_What needs to be done_
Would you retype the lines from the one that holds "enumerate the UI" to the final line of the entries below, both ends included and exactly as written, but without pictures?

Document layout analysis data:
-- -- --
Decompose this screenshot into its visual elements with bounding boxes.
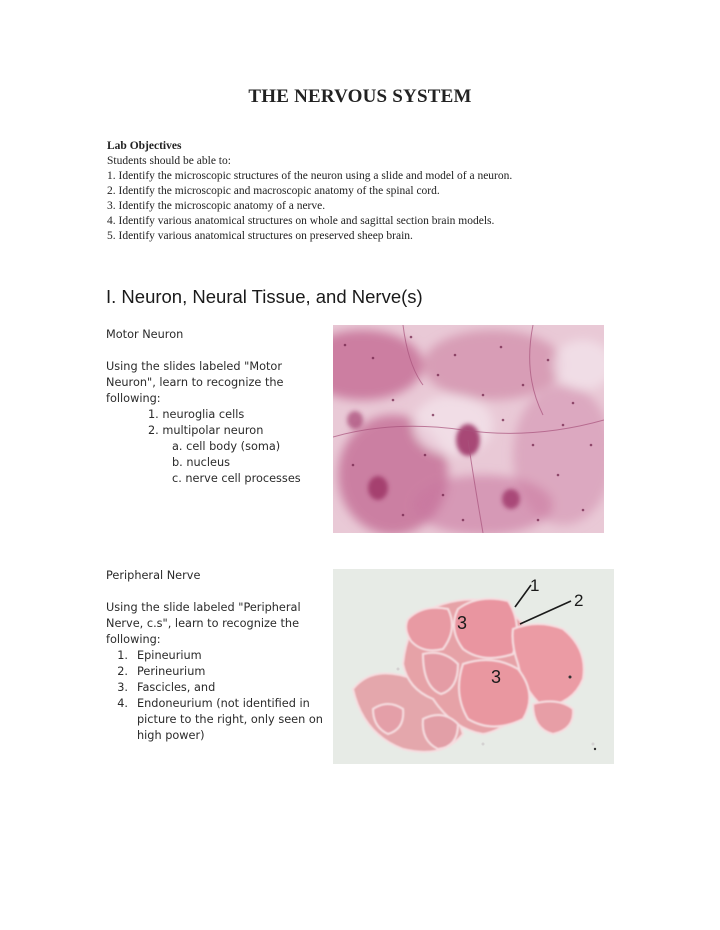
peripheral-nerve-micrograph xyxy=(333,569,614,764)
figure-label: 1 xyxy=(530,576,540,595)
peripheral-nerve-instructions: Using the slide labeled "Peripheral Nerve, c.s", learn to recognize the following: xyxy=(106,601,301,646)
objectives-list xyxy=(107,169,667,244)
motor-item: 1. neuroglia cells xyxy=(148,408,245,421)
motor-subitem: c. nerve cell processes xyxy=(172,472,301,485)
peripheral-nerve-subheading: Peripheral Nerve xyxy=(106,569,201,582)
objectives-heading: Lab Objectives xyxy=(107,140,182,152)
objective-item: 3. Identify the microscopic anatomy of a nerve. xyxy=(107,200,326,212)
motor-subitem: a. cell body (soma) xyxy=(172,440,281,453)
figure-label: 3 xyxy=(457,613,468,633)
peripheral-nerve-block xyxy=(106,568,326,744)
objective-item: 4. Identify various anatomical structures on whole and sagittal section brain models. xyxy=(107,215,495,227)
lab-objectives xyxy=(107,139,667,244)
motor-neuron-subheading: Motor Neuron xyxy=(106,328,184,341)
motor-neuron-micrograph xyxy=(333,325,604,533)
objective-item: 2. Identify the microscopic and macroscopic anatomy of the spinal cord. xyxy=(107,185,440,197)
objective-item: 1. Identify the microscopic structures of the neuron using a slide and model of a neuron. xyxy=(107,170,513,182)
motor-subitem: b. nucleus xyxy=(172,456,231,469)
figure-label: 3 xyxy=(491,667,502,687)
motor-neuron-block xyxy=(106,327,326,487)
objectives-intro: Students should be able to: xyxy=(107,155,231,167)
peripheral-item: 4. Endoneurium (not identified in picture to the right, only seen on high power) xyxy=(117,697,323,742)
figure-label: 2 xyxy=(574,591,584,610)
section-heading: I. Neuron, Neural Tissue, and Nerve(s) xyxy=(106,286,423,307)
peripheral-item: 3. Fascicles, and xyxy=(117,681,216,694)
motor-item: 2. multipolar neuron xyxy=(148,424,264,437)
peripheral-item: 1. Epineurium xyxy=(117,649,202,662)
objective-item: 5. Identify various anatomical structures on preserved sheep brain. xyxy=(107,230,413,242)
page-title: THE NERVOUS SYSTEM xyxy=(248,86,472,107)
motor-neuron-instructions: Using the slides labeled "Motor Neuron", learn to recognize the following: xyxy=(106,360,284,405)
peripheral-item: 2. Perineurium xyxy=(117,665,206,678)
peripheral-list xyxy=(106,648,326,744)
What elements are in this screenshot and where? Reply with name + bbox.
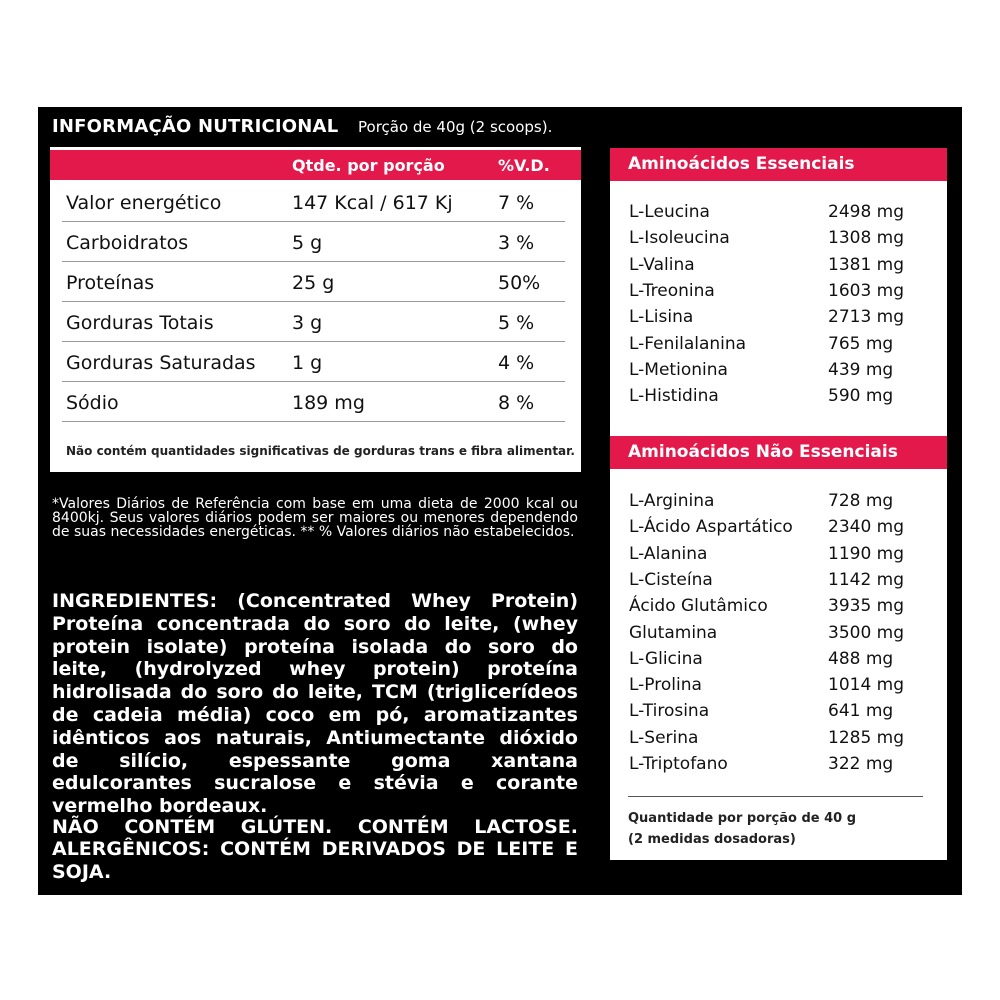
nutrition-title: INFORMAÇÃO NUTRICIONAL	[52, 116, 339, 137]
dv-header: %V.D.	[498, 156, 550, 175]
amino-value: 590 mg	[828, 386, 894, 407]
amino-row	[610, 358, 947, 384]
amino-row	[610, 305, 947, 331]
amino-value: 728 mg	[828, 491, 894, 511]
amino-name: L-Metionina	[629, 359, 728, 380]
amino-value: 2340 mg	[828, 517, 905, 538]
nutrient-name: Valor energético	[66, 192, 222, 214]
amino-value: 1190 mg	[828, 543, 905, 564]
amino-name: L-Fenilalanina	[629, 333, 747, 354]
nutrient-name: Gorduras Totais	[66, 312, 214, 334]
row-divider	[62, 421, 565, 422]
serving-size: Porção de 40g (2 scoops).	[358, 118, 553, 136]
amino-row	[610, 699, 947, 725]
amino-footnote-line: Quantidade por porção de 40 g	[628, 811, 857, 826]
amino-value: 439 mg	[828, 359, 894, 380]
nutrient-name: Carboidratos	[66, 232, 189, 254]
amino-value: 2713 mg	[828, 307, 905, 328]
nutrition-table	[50, 147, 581, 472]
nutrient-qty: 3 g	[292, 312, 323, 334]
essential-amino-title: Aminoácidos Essenciais	[628, 154, 855, 174]
amino-name: L-Lisina	[629, 307, 694, 328]
amino-name: L-Cisteína	[629, 569, 713, 590]
amino-name: L-Tirosina	[629, 701, 710, 722]
nutrient-name: Sódio	[66, 392, 119, 414]
nutrition-note: Não contém quantidades significativas de gorduras trans e fibra alimentar.	[66, 444, 575, 458]
amino-acids-panel	[610, 148, 947, 860]
amino-name: L-Leucina	[629, 202, 710, 222]
amino-footnote	[628, 808, 856, 850]
daily-values-note: *Valores Diários de Referência com base em uma dieta de 2000 kcal ou 8400kj. Seus valores diários podem ser maiores ou menores dependendo de suas necessidades energéticas. ** % Valores diários não estabelecidos.	[52, 496, 578, 540]
nutrient-qty: 25 g	[292, 272, 335, 294]
amino-row	[610, 226, 947, 252]
amino-row	[610, 332, 947, 358]
amino-name: L-Triptofano	[629, 754, 728, 774]
amino-name: L-Treonina	[629, 280, 715, 301]
non-essential-amino-header	[610, 436, 947, 469]
amino-row	[610, 384, 947, 410]
nutrition-row	[50, 182, 581, 222]
nutrition-row	[50, 382, 581, 422]
amino-row	[610, 621, 947, 647]
amino-row	[610, 200, 947, 226]
amino-value: 1381 mg	[828, 254, 905, 275]
amino-value: 322 mg	[828, 754, 894, 774]
amino-name: L-Arginina	[629, 491, 715, 511]
amino-row	[610, 752, 947, 778]
nutrient-dv: 3 %	[498, 232, 535, 254]
amino-value: 765 mg	[828, 333, 894, 354]
amino-row	[610, 279, 947, 305]
amino-value: 1142 mg	[828, 569, 905, 590]
amino-name: L-Prolina	[629, 675, 702, 696]
nutrient-qty: 147 Kcal / 617 Kj	[292, 192, 453, 214]
amino-row	[610, 568, 947, 594]
amino-value: 1285 mg	[828, 727, 905, 748]
amino-name: Glutamina	[629, 622, 718, 643]
amino-value: 1308 mg	[828, 228, 905, 249]
nutrition-table-header	[50, 150, 581, 180]
amino-row	[610, 253, 947, 279]
nutrition-row	[50, 342, 581, 382]
amino-row	[610, 673, 947, 699]
amino-row	[610, 594, 947, 620]
amino-row	[610, 726, 947, 752]
amino-row	[610, 542, 947, 568]
amino-name: L-Glicina	[629, 648, 703, 669]
ingredients-text: INGREDIENTES: (Concentrated Whey Protein) Proteína concentrada do soro do leite, (whey protein isolate) proteína isolada do soro do leite, (hydrolyzed whey protein) proteína hidrolisada do soro do leite, TCM (triglicerídeos de cadeia média) coco em pó, aromatizantes idênticos aos naturais, Antiumectante dióxido de silício, espessante goma xantana edulcorantes sucralose e stévia e corante vermelho bordeaux.	[52, 590, 578, 818]
nutrient-dv: 8 %	[498, 392, 535, 414]
amino-value: 3935 mg	[828, 596, 905, 617]
essential-amino-header	[610, 148, 947, 181]
nutrient-name: Proteínas	[66, 272, 155, 294]
amino-divider	[628, 796, 923, 797]
qty-header: Qtde. por porção	[292, 156, 445, 175]
nutrition-row	[50, 262, 581, 302]
nutrient-qty: 189 mg	[292, 392, 365, 414]
amino-row	[610, 515, 947, 541]
amino-value: 488 mg	[828, 648, 894, 669]
nutrient-dv: 4 %	[498, 352, 535, 374]
nutrient-name: Gorduras Saturadas	[66, 352, 256, 374]
amino-row	[610, 489, 947, 515]
amino-name: L-Serina	[629, 727, 699, 748]
nutrient-dv: 7 %	[498, 192, 535, 214]
amino-value: 3500 mg	[828, 622, 905, 643]
nutrient-qty: 1 g	[292, 352, 323, 374]
amino-value: 1014 mg	[828, 675, 905, 696]
nutrient-dv: 50%	[498, 272, 541, 294]
amino-name: L-Histidina	[629, 386, 719, 407]
amino-value: 2498 mg	[828, 202, 905, 222]
nutrition-row	[50, 302, 581, 342]
amino-footnote-line: (2 medidas dosadoras)	[628, 832, 796, 847]
nutrient-qty: 5 g	[292, 232, 323, 254]
nutrition-row	[50, 222, 581, 262]
amino-row	[610, 647, 947, 673]
amino-name: L-Valina	[629, 254, 695, 275]
nutrient-dv: 5 %	[498, 312, 535, 334]
amino-name: L-Isoleucina	[629, 228, 730, 249]
amino-name: Ácido Glutâmico	[629, 596, 768, 617]
amino-name: L-Ácido Aspartático	[629, 517, 793, 538]
non-essential-amino-title: Aminoácidos Não Essenciais	[628, 442, 898, 462]
amino-value: 1603 mg	[828, 280, 905, 301]
allergens-text: NÃO CONTÉM GLÚTEN. CONTÉM LACTOSE. ALERGÊNICOS: CONTÉM DERIVADOS DE LEITE E SOJA.	[52, 816, 578, 883]
amino-value: 641 mg	[828, 701, 894, 722]
amino-name: L-Alanina	[629, 543, 708, 564]
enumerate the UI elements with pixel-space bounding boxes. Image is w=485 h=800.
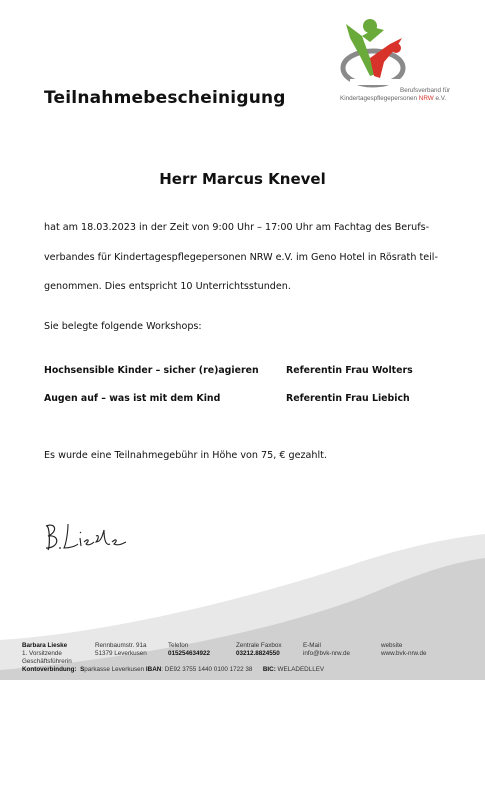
workshop-2-speaker: Referentin Frau Liebich	[286, 393, 410, 404]
footer-web-link[interactable]: www.bvk-nrw.de	[381, 650, 427, 657]
document-title: Teilnahmebescheinigung	[44, 88, 286, 108]
footer-email-link[interactable]: info@bvk-nrw.de	[303, 650, 350, 657]
footer-role-1: 1. Vorsitzende	[22, 650, 62, 657]
fee-statement: Es wurde eine Teilnahmegebühr in Höhe von 75, € gezahlt.	[44, 450, 327, 461]
workshop-1-title: Hochsensible Kinder – sicher (re)agieren	[44, 365, 259, 376]
org-name-line2: Kindertagespflegepersonen NRW e.V.	[340, 95, 447, 102]
footer-email-label: E-Mail	[303, 642, 321, 649]
footer-web-label: website	[381, 642, 403, 649]
workshop-1-speaker: Referentin Frau Wolters	[286, 365, 413, 376]
footer-role-2: Geschäftsführerin	[22, 658, 72, 665]
footer-city: 51379 Leverkusen	[95, 650, 147, 657]
signature	[40, 518, 130, 558]
body-line-2: verbandes für Kindertagespflegepersonen NRW e.V. im Geno Hotel in Rösrath teil-	[44, 252, 438, 263]
logo-green-head	[363, 19, 377, 33]
org-name-line1: Berufsverband für	[400, 87, 451, 94]
footer-phone-label: Telefon	[168, 642, 189, 649]
footer-bank-row: Kontoverbindung: Sparkasse Leverkusen IBAN: DE92 3755 1440 0100 1722 38 BIC: WELADEDLLEV	[22, 666, 325, 673]
body-line-1: hat am 18.03.2023 in der Zeit von 9:00 Uhr – 17:00 Uhr am Fachtag des Berufs-	[44, 222, 430, 233]
workshops-intro: Sie belegte folgende Workshops:	[44, 321, 202, 332]
body-line-3: genommen. Dies entspricht 10 Unterrichtsstunden.	[44, 281, 291, 292]
footer-street: Rennbaumstr. 91a	[95, 642, 147, 649]
footer-fax: 03212.8824550	[236, 650, 280, 657]
recipient-name: Herr Marcus Knevel	[159, 170, 326, 188]
workshop-2-title: Augen auf – was ist mit dem Kind	[44, 393, 221, 404]
footer-phone: 015254634922	[168, 650, 211, 657]
footer-fax-label: Zentrale Faxbox	[236, 642, 282, 649]
footer-name: Barbara Lieske	[22, 642, 68, 649]
logo-red-head	[391, 43, 401, 53]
-- -- --
_Exercise output_
enumerate the UI elements with pixel-space bounding boxes. Image is w=485 h=800.
workshop-2-speaker: Referentin Frau Liebich	[286, 393, 410, 404]
footer-web-link[interactable]: www.bvk-nrw.de	[381, 650, 427, 657]
document-title: Teilnahmebescheinigung	[44, 88, 286, 108]
footer-email-link[interactable]: info@bvk-nrw.de	[303, 650, 350, 657]
footer-role-1: 1. Vorsitzende	[22, 650, 62, 657]
fee-statement: Es wurde eine Teilnahmegebühr in Höhe von 75, € gezahlt.	[44, 450, 327, 461]
workshop-1-title: Hochsensible Kinder – sicher (re)agieren	[44, 365, 259, 376]
org-name-line2: Kindertagespflegepersonen NRW e.V.	[340, 95, 447, 102]
footer-email-label: E-Mail	[303, 642, 321, 649]
footer-web-label: website	[381, 642, 403, 649]
workshop-1-speaker: Referentin Frau Wolters	[286, 365, 413, 376]
footer-role-2: Geschäftsführerin	[22, 658, 72, 665]
footer-city: 51379 Leverkusen	[95, 650, 147, 657]
signature	[40, 518, 130, 558]
body-line-2: verbandes für Kindertagespflegepersonen NRW e.V. im Geno Hotel in Rösrath teil-	[44, 252, 438, 263]
logo-green-head	[363, 19, 377, 33]
org-name-line1: Berufsverband für	[400, 87, 451, 94]
footer-phone-label: Telefon	[168, 642, 189, 649]
footer-bank-row: Kontoverbindung: Sparkasse Leverkusen IBAN: DE92 3755 1440 0100 1722 38 BIC: WELADEDLLEV	[22, 666, 325, 673]
body-line-1: hat am 18.03.2023 in der Zeit von 9:00 Uhr – 17:00 Uhr am Fachtag des Berufs-	[44, 222, 430, 233]
workshops-intro: Sie belegte folgende Workshops:	[44, 321, 202, 332]
body-line-3: genommen. Dies entspricht 10 Unterrichtsstunden.	[44, 281, 291, 292]
footer-street: Rennbaumstr. 91a	[95, 642, 147, 649]
footer-fax: 03212.8824550	[236, 650, 280, 657]
recipient-name: Herr Marcus Knevel	[159, 170, 326, 188]
workshop-2-title: Augen auf – was ist mit dem Kind	[44, 393, 221, 404]
footer-phone: 015254634922	[168, 650, 211, 657]
footer-fax-label: Zentrale Faxbox	[236, 642, 282, 649]
footer-name: Barbara Lieske	[22, 642, 68, 649]
logo-red-head	[391, 43, 401, 53]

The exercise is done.